Excerpts from a figure dataset
________________________

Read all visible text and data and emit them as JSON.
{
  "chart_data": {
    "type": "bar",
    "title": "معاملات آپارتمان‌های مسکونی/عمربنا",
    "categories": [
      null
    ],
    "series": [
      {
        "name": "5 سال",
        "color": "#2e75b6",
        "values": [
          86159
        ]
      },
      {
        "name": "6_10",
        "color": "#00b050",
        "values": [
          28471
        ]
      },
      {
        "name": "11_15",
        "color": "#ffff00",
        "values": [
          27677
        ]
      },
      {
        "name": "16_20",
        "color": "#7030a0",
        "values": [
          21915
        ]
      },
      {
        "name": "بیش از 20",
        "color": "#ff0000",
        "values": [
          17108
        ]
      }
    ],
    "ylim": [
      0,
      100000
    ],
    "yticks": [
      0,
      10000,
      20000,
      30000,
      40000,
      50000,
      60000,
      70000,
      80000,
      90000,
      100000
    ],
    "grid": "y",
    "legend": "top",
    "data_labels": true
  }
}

________________________

The exercise. The records above must be repeated exactly, every one of them.

Finished task.
Read all visible text and data and emit them as JSON.
{
  "chart_data": {
    "type": "bar",
    "title": "معاملات آپارتمان‌های مسکونی/عمربنا",
    "categories": [
      null
    ],
    "series": [
      {
        "name": "5 سال",
        "color": "#2e75b6",
        "values": [
          86159
        ]
      },
      {
        "name": "6_10",
        "color": "#00b050",
        "values": [
          28471
        ]
      },
      {
        "name": "11_15",
        "color": "#ffff00",
        "values": [
          27677
        ]
      },
      {
        "name": "16_20",
        "color": "#7030a0",
        "values": [
          21915
        ]
      },
      {
        "name": "بیش از 20",
        "color": "#ff0000",
        "values": [
          17108
        ]
      }
    ],
    "ylim": [
      0,
      100000
    ],
    "yticks": [
      0,
      10000,
      20000,
      30000,
      40000,
      50000,
      60000,
      70000,
      80000,
      90000,
      100000
    ],
    "grid": "y",
    "legend": "top",
    "data_labels": true
  }
}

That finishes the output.